##### Dataset
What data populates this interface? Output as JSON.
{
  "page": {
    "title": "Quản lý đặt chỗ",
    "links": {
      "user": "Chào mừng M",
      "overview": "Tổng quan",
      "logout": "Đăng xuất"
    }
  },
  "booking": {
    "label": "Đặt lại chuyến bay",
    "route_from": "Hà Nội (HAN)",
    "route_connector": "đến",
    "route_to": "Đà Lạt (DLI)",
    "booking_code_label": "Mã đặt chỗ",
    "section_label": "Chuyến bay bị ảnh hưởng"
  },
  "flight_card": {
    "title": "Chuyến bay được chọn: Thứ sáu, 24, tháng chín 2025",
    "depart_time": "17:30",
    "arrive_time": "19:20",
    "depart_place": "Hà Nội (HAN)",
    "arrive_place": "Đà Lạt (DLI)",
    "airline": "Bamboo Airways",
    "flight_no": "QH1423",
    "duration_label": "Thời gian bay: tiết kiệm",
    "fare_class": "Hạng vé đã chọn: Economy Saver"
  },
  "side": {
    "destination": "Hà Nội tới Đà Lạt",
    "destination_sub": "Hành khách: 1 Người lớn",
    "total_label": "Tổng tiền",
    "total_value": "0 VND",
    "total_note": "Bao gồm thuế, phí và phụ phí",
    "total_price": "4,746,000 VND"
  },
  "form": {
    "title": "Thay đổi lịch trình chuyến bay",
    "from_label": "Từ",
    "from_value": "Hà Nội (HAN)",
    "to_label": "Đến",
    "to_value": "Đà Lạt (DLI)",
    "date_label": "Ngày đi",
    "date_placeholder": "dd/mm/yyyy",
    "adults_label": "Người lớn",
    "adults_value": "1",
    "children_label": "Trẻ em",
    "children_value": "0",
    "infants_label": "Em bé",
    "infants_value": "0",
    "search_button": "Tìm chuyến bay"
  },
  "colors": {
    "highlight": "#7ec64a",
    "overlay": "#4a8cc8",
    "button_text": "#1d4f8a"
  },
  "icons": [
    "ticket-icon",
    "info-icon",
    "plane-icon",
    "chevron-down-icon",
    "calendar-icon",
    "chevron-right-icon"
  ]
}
##########
▸ **Work to be completed**: From the first line to the last, please quote the material above exactly.

▸ **Response below**:
What data populates this interface? Output as JSON.
{
  "page": {
    "title": "Quản lý đặt chỗ",
    "links": {
      "user": "Chào mừng M",
      "overview": "Tổng quan",
      "logout": "Đăng xuất"
    }
  },
  "booking": {
    "label": "Đặt lại chuyến bay",
    "route_from": "Hà Nội (HAN)",
    "route_connector": "đến",
    "route_to": "Đà Lạt (DLI)",
    "booking_code_label": "Mã đặt chỗ",
    "section_label": "Chuyến bay bị ảnh hưởng"
  },
  "flight_card": {
    "title": "Chuyến bay được chọn: Thứ sáu, 24, tháng chín 2025",
    "depart_time": "17:30",
    "arrive_time": "19:20",
    "depart_place": "Hà Nội (HAN)",
    "arrive_place": "Đà Lạt (DLI)",
    "airline": "Bamboo Airways",
    "flight_no": "QH1423",
    "duration_label": "Thời gian bay: tiết kiệm",
    "fare_class": "Hạng vé đã chọn: Economy Saver"
  },
  "side": {
    "destination": "Hà Nội tới Đà Lạt",
    "destination_sub": "Hành khách: 1 Người lớn",
    "total_label": "Tổng tiền",
    "total_value": "0 VND",
    "total_note": "Bao gồm thuế, phí và phụ phí",
    "total_price": "4,746,000 VND"
  },
  "form": {
    "title": "Thay đổi lịch trình chuyến bay",
    "from_label": "Từ",
    "from_value": "Hà Nội (HAN)",
    "to_label": "Đến",
    "to_value": "Đà Lạt (DLI)",
    "date_label": "Ngày đi",
    "date_placeholder": "dd/mm/yyyy",
    "adults_label": "Người lớn",
    "adults_value": "1",
    "children_label": "Trẻ em",
    "children_value": "0",
    "infants_label": "Em bé",
    "infants_value": "0",
    "search_button": "Tìm chuyến bay"
  },
  "colors": {
    "highlight": "#7ec64a",
    "overlay": "#4a8cc8",
    "button_text": "#1d4f8a"
  },
  "icons": [
    "ticket-icon",
    "info-icon",
    "plane-icon",
    "chevron-down-icon",
    "calendar-icon",
    "chevron-right-icon"
  ]
}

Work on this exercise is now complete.